Challenge:
Repeat word for word the line with "What text is on this page?" and every line after it until the records below run out.

Record list:
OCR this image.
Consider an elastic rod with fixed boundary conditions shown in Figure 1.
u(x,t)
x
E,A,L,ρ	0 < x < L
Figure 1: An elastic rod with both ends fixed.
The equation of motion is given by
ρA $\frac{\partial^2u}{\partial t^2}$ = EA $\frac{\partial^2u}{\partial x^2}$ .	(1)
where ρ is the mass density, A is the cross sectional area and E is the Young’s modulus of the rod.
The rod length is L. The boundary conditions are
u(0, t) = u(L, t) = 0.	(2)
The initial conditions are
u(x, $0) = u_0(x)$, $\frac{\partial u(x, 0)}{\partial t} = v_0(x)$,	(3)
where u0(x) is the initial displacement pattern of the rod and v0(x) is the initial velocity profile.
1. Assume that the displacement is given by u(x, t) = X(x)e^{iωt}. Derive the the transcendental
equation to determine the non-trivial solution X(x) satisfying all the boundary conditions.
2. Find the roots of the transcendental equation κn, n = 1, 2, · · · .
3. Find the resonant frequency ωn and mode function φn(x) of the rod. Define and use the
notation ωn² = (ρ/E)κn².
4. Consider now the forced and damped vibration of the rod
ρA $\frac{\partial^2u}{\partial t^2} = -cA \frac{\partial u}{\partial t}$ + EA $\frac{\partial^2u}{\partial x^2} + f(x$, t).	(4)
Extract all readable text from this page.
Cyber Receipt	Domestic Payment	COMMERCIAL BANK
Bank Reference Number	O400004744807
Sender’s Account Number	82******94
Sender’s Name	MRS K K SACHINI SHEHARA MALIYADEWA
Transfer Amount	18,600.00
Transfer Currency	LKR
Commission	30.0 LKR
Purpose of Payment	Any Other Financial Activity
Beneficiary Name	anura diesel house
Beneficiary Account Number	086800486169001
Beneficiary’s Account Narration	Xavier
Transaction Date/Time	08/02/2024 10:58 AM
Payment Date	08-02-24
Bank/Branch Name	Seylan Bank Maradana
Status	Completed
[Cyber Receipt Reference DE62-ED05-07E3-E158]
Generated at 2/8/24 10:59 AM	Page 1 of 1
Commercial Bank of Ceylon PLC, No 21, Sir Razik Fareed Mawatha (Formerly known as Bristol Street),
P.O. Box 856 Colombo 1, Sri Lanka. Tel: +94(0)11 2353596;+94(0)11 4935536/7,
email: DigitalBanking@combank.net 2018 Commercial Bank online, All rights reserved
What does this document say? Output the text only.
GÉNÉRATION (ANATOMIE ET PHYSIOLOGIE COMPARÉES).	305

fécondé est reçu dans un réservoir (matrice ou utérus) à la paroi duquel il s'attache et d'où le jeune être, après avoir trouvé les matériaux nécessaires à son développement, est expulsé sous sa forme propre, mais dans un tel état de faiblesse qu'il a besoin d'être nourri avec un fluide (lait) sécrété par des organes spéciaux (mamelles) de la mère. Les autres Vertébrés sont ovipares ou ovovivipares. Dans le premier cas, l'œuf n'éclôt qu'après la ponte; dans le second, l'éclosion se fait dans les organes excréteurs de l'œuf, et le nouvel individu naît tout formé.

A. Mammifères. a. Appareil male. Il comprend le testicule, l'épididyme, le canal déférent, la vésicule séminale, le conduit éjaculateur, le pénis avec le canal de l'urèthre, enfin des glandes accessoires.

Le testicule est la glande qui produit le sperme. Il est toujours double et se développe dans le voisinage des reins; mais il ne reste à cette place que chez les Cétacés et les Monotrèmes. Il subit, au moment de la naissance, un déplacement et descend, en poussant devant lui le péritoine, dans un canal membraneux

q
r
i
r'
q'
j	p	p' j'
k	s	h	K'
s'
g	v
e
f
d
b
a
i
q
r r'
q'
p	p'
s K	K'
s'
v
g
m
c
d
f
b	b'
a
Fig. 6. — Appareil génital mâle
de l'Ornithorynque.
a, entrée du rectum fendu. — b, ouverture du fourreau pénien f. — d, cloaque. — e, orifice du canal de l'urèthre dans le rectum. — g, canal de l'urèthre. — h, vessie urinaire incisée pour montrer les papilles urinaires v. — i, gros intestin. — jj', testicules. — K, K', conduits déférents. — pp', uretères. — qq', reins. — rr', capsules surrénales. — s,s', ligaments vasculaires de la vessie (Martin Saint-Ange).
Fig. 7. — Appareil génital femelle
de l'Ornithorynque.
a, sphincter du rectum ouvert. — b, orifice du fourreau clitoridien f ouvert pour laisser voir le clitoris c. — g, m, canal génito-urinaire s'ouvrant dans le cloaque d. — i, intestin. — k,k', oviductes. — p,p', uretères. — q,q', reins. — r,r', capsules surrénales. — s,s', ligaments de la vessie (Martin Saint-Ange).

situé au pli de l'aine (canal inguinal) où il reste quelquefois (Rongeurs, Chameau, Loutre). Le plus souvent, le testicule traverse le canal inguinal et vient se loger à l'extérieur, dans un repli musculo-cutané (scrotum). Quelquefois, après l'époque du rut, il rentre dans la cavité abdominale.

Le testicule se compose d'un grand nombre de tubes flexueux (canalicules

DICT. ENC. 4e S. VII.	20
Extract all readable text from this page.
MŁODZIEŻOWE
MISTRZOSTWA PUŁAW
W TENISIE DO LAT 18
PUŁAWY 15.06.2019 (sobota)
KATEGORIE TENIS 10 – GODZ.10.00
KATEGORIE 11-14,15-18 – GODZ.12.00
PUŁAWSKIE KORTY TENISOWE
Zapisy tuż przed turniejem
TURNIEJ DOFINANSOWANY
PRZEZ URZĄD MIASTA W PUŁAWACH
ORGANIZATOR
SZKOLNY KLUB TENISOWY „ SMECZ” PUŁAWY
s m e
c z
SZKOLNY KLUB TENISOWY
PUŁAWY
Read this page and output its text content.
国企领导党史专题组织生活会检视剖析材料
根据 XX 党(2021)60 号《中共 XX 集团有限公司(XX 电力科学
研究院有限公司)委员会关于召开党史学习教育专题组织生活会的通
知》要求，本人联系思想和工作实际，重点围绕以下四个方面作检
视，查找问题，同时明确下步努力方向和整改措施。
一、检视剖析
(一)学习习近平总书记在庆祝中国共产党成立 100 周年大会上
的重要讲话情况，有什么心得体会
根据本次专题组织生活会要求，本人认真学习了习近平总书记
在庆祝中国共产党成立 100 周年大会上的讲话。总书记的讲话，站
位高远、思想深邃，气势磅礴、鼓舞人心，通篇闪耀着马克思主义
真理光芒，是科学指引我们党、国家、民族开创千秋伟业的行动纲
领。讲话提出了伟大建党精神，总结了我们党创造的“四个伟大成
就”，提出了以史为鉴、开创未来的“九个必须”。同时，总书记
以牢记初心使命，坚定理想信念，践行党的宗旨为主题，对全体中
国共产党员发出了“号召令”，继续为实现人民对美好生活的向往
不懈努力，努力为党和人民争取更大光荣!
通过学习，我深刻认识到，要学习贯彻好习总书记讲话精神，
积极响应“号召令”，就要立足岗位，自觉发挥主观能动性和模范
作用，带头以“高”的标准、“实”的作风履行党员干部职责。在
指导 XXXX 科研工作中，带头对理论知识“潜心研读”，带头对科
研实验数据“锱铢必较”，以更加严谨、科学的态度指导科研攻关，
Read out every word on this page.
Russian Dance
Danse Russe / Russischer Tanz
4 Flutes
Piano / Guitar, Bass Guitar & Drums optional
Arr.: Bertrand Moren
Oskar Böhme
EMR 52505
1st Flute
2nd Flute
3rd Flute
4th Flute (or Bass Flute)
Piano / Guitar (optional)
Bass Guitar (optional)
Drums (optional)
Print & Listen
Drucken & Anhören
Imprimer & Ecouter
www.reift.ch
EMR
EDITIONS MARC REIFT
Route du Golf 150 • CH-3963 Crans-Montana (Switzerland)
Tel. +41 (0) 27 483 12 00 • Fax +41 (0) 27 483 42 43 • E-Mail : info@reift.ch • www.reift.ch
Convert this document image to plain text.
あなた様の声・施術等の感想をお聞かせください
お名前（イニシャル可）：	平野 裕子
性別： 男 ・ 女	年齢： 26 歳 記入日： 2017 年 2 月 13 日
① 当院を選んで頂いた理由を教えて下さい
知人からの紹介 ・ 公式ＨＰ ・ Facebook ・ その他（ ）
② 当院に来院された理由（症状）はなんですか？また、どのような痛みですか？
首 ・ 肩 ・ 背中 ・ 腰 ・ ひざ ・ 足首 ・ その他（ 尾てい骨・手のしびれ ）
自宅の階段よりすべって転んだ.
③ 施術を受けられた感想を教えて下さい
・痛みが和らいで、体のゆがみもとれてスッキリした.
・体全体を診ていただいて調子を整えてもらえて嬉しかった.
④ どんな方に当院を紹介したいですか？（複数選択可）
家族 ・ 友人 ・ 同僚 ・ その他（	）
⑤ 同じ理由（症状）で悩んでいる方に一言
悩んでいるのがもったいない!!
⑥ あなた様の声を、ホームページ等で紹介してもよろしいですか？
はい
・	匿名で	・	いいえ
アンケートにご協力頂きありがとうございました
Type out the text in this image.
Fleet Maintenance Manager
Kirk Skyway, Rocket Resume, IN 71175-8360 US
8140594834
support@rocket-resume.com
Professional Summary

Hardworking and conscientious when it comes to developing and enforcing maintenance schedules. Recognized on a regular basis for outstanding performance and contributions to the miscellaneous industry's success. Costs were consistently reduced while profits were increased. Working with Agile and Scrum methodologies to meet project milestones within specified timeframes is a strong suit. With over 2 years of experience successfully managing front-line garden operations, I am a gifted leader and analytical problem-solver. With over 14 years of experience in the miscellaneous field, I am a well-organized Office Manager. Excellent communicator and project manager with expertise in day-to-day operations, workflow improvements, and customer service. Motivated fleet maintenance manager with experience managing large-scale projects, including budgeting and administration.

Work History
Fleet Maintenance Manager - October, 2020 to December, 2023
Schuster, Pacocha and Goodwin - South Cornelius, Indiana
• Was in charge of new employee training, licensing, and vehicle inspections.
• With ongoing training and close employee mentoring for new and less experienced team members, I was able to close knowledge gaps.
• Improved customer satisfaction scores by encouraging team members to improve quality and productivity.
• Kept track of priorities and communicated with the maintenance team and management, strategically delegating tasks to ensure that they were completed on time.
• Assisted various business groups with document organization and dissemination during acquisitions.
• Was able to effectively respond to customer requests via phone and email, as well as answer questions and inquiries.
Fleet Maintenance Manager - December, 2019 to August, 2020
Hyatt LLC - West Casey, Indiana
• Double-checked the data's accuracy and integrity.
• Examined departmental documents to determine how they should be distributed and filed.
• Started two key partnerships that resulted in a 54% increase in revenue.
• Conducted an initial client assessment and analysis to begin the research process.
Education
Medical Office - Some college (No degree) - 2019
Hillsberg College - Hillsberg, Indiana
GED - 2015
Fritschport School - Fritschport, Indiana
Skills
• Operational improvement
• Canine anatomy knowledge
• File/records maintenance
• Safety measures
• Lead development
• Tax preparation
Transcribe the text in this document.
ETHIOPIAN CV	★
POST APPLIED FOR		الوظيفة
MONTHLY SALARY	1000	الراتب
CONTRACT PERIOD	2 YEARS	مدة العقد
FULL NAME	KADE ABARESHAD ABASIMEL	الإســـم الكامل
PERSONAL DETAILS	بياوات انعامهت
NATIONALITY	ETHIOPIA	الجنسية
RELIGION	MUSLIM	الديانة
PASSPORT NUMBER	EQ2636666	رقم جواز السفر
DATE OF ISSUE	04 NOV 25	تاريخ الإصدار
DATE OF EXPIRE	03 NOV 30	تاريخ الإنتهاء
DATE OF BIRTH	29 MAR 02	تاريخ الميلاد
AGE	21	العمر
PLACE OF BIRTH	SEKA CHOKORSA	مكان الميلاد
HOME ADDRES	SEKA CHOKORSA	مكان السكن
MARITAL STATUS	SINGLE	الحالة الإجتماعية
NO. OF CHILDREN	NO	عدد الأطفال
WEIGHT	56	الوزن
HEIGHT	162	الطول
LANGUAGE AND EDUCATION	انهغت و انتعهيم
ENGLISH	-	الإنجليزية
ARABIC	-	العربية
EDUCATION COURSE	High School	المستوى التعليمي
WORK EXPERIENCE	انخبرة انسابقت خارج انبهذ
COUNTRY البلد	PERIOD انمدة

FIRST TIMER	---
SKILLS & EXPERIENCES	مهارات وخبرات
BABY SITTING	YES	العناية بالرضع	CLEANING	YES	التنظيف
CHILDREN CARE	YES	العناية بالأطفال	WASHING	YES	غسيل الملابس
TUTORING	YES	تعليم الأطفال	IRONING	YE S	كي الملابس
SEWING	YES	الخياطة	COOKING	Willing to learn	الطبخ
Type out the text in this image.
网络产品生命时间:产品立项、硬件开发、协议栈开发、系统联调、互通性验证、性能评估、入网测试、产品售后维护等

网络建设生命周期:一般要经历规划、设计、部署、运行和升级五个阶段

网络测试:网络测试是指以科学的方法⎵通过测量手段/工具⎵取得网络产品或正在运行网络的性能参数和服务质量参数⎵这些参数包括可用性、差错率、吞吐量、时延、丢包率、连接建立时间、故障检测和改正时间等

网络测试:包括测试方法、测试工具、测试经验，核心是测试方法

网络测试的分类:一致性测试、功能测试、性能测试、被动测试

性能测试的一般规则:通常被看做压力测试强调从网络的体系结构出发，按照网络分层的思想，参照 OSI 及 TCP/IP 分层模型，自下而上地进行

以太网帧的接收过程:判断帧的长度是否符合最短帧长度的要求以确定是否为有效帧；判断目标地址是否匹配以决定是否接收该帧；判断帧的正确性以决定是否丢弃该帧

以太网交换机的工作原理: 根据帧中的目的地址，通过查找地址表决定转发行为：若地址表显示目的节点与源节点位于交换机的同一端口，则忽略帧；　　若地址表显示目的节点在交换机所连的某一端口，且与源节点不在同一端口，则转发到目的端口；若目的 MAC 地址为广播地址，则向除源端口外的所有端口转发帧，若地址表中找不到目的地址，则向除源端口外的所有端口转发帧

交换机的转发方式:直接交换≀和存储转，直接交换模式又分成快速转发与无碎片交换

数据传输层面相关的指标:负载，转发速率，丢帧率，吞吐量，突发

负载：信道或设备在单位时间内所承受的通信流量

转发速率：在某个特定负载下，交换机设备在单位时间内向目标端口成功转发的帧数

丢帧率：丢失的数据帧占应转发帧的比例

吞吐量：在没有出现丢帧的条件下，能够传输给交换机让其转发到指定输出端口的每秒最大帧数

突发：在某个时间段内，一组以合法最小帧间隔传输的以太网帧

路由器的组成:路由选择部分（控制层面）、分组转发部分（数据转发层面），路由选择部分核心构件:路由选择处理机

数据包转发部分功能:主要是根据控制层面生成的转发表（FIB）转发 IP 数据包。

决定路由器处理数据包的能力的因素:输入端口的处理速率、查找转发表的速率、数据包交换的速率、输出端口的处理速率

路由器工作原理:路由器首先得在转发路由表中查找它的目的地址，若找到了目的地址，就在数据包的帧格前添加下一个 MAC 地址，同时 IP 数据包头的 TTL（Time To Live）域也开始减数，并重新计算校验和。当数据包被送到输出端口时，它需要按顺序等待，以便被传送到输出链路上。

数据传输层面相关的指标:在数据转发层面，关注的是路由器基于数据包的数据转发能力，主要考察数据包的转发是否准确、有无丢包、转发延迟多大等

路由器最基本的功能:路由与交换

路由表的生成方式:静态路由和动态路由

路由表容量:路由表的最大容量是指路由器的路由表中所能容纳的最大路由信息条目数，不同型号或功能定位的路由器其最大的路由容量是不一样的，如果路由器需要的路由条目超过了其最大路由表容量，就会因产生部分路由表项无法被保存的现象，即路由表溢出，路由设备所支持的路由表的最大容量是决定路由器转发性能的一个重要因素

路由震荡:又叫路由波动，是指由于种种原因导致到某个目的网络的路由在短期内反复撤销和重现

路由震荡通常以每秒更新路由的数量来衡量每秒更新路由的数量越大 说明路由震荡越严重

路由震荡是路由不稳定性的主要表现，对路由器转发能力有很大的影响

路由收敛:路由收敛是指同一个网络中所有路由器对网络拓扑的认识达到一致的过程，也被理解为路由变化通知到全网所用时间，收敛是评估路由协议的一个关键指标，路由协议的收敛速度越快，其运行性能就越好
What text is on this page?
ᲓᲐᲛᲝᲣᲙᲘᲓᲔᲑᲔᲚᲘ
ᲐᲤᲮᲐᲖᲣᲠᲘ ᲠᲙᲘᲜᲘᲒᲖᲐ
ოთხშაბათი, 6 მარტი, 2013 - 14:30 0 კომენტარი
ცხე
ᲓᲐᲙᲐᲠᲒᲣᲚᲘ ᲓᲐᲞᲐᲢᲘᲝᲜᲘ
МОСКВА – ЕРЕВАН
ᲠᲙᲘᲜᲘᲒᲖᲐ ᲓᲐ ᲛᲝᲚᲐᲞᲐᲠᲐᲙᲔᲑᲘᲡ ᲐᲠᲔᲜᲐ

Output of the task:
What text is on this page?
ᲓᲐᲛᲝᲣᲙᲘᲓᲔᲑᲔᲚᲘ
ᲐᲤᲮᲐᲖᲣᲠᲘ ᲠᲙᲘᲜᲘᲒᲖᲐ
ოთხშაბათი, 6 მარტი, 2013 - 14:30 0 კომენტარი
ცხე
ᲓᲐᲙᲐᲠᲒᲣᲚᲘ ᲓᲐᲞᲐᲢᲘᲝᲜᲘ
МОСКВА – ЕРЕВАН
ᲠᲙᲘᲜᲘᲒᲖᲐ ᲓᲐ ᲛᲝᲚᲐᲞᲐᲠᲐᲙᲔᲑᲘᲡ ᲐᲠᲔᲜᲐ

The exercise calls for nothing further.